_Your assignment_:
Determine how many lines in the entries below hold "ylabel". Respond with that number only.

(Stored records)
□ □ □ □ □

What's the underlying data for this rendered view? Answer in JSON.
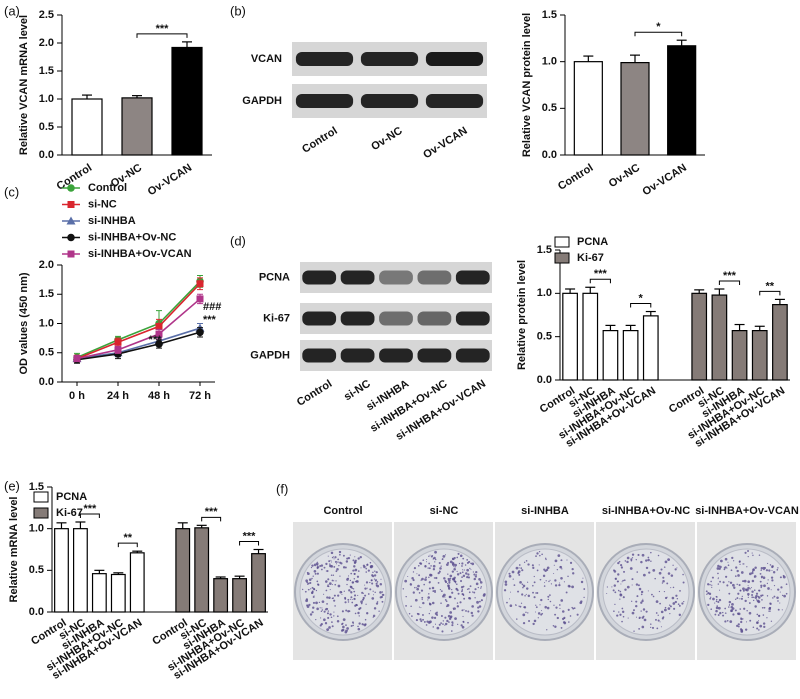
{
  "chart_data": [
    {
      "panel": "(a)",
      "type": "bar",
      "categories": [
        "Control",
        "Ov-NC",
        "Ov-VCAN"
      ],
      "values": [
        1.0,
        1.02,
        1.92
      ],
      "errors": [
        0.07,
        0.04,
        0.1
      ],
      "colors": [
        "#ffffff",
        "#8d8583",
        "#000000"
      ],
      "ylabel": "Relative VCAN mRNA level",
      "ylim": [
        0,
        2.5
      ],
      "yticks": [
        {
          "value": 0,
          "label": "0.0"
        },
        0.5,
        {
          "value": 1,
          "label": "1.0"
        },
        1.5,
        {
          "value": 2,
          "label": "2.0"
        },
        2.5
      ],
      "annotations": [
        "***"
      ]
    },
    {
      "panel": "(b)",
      "type": "bar",
      "blot": {
        "rows": [
          "VCAN",
          "GAPDH"
        ],
        "lanes": [
          "Control",
          "Ov-NC",
          "Ov-VCAN"
        ]
      },
      "categories": [
        "Control",
        "Ov-NC",
        "Ov-VCAN"
      ],
      "values": [
        1.0,
        0.99,
        1.17
      ],
      "errors": [
        0.06,
        0.08,
        0.06
      ],
      "colors": [
        "#ffffff",
        "#8d8583",
        "#000000"
      ],
      "ylabel": "Relative VCAN protein level",
      "ylim": [
        0,
        1.5
      ],
      "yticks": [
        {
          "value": 0,
          "label": "0.0"
        },
        0.5,
        {
          "value": 1,
          "label": "1.0"
        },
        1.5
      ],
      "annotations": [
        "*"
      ]
    },
    {
      "panel": "(c)",
      "type": "line",
      "categories": [
        "0 h",
        "24 h",
        "48 h",
        "72 h"
      ],
      "series": [
        {
          "name": "Control",
          "color": "#3aa33a",
          "marker": "circle",
          "values": [
            0.42,
            0.72,
            1.0,
            1.72
          ],
          "errors": [
            0.07,
            0.06,
            0.22,
            0.1
          ]
        },
        {
          "name": "si-NC",
          "color": "#d9262e",
          "marker": "square",
          "values": [
            0.4,
            0.68,
            0.95,
            1.68
          ],
          "errors": [
            0.06,
            0.07,
            0.12,
            0.1
          ]
        },
        {
          "name": "si-INHBA",
          "color": "#5a6fa8",
          "marker": "triangle",
          "values": [
            0.4,
            0.5,
            0.7,
            0.92
          ],
          "errors": [
            0.05,
            0.07,
            0.06,
            0.08
          ]
        },
        {
          "name": "si-INHBA+Ov-NC",
          "color": "#111111",
          "marker": "circle",
          "values": [
            0.38,
            0.48,
            0.65,
            0.85
          ],
          "errors": [
            0.06,
            0.08,
            0.07,
            0.08
          ]
        },
        {
          "name": "si-INHBA+Ov-VCAN",
          "color": "#b0358a",
          "marker": "square",
          "values": [
            0.4,
            0.55,
            0.82,
            1.42
          ],
          "errors": [
            0.05,
            0.06,
            0.08,
            0.08
          ]
        }
      ],
      "ylabel": "OD values (450 nm)",
      "ylim": [
        0,
        2
      ],
      "yticks": [
        {
          "value": 0,
          "label": "0.0"
        },
        0.5,
        {
          "value": 1,
          "label": "1.0"
        },
        1.5,
        {
          "value": 2,
          "label": "2.0"
        }
      ],
      "annotations": [
        "***",
        "###",
        "***"
      ]
    },
    {
      "panel": "(d)",
      "type": "grouped_bar",
      "blot": {
        "rows": [
          "PCNA",
          "Ki-67",
          "GAPDH"
        ],
        "lanes": [
          "Control",
          "si-NC",
          "si-INHBA",
          "si-INHBA+Ov-NC",
          "si-INHBA+Ov-VCAN"
        ]
      },
      "categories": [
        "Control",
        "si-NC",
        "si-INHBA",
        "si-INHBA+Ov-NC",
        "si-INHBA+Ov-VCAN"
      ],
      "series": [
        {
          "name": "PCNA",
          "color": "#ffffff",
          "values": [
            1.0,
            1.0,
            0.57,
            0.57,
            0.74
          ],
          "errors": [
            0.05,
            0.07,
            0.06,
            0.06,
            0.05
          ]
        },
        {
          "name": "Ki-67",
          "color": "#857b77",
          "values": [
            1.0,
            0.98,
            0.57,
            0.57,
            0.87
          ],
          "errors": [
            0.04,
            0.07,
            0.07,
            0.05,
            0.06
          ]
        }
      ],
      "ylabel": "Relative protein level",
      "ylim": [
        0,
        1.5
      ],
      "yticks": [
        {
          "value": 0,
          "label": "0.0"
        },
        0.5,
        {
          "value": 1,
          "label": "1.0"
        },
        1.5
      ],
      "annotations": [
        "***",
        "*",
        "***",
        "**"
      ]
    },
    {
      "panel": "(e)",
      "type": "grouped_bar",
      "categories": [
        "Control",
        "si-NC",
        "si-INHBA",
        "si-INHBA+Ov-NC",
        "si-INHBA+Ov-VCAN"
      ],
      "series": [
        {
          "name": "PCNA",
          "color": "#ffffff",
          "values": [
            1.0,
            1.0,
            0.46,
            0.45,
            0.71
          ],
          "errors": [
            0.07,
            0.08,
            0.04,
            0.02,
            0.02
          ]
        },
        {
          "name": "Ki-67",
          "color": "#857b77",
          "values": [
            1.0,
            1.01,
            0.4,
            0.4,
            0.7
          ],
          "errors": [
            0.07,
            0.03,
            0.02,
            0.03,
            0.05
          ]
        }
      ],
      "ylabel": "Relative mRNA level",
      "ylim": [
        0,
        1.5
      ],
      "yticks": [
        {
          "value": 0,
          "label": "0.0"
        },
        0.5,
        {
          "value": 1,
          "label": "1.0"
        },
        1.5
      ],
      "annotations": [
        "***",
        "**",
        "***",
        "***"
      ]
    },
    {
      "panel": "(f)",
      "type": "image_grid",
      "labels": [
        "Control",
        "si-NC",
        "si-INHBA",
        "si-INHBA+Ov-NC",
        "si-INHBA+Ov-VCAN"
      ]
    }
  ]
}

□ □ □ □ □

_Result of the task_:
5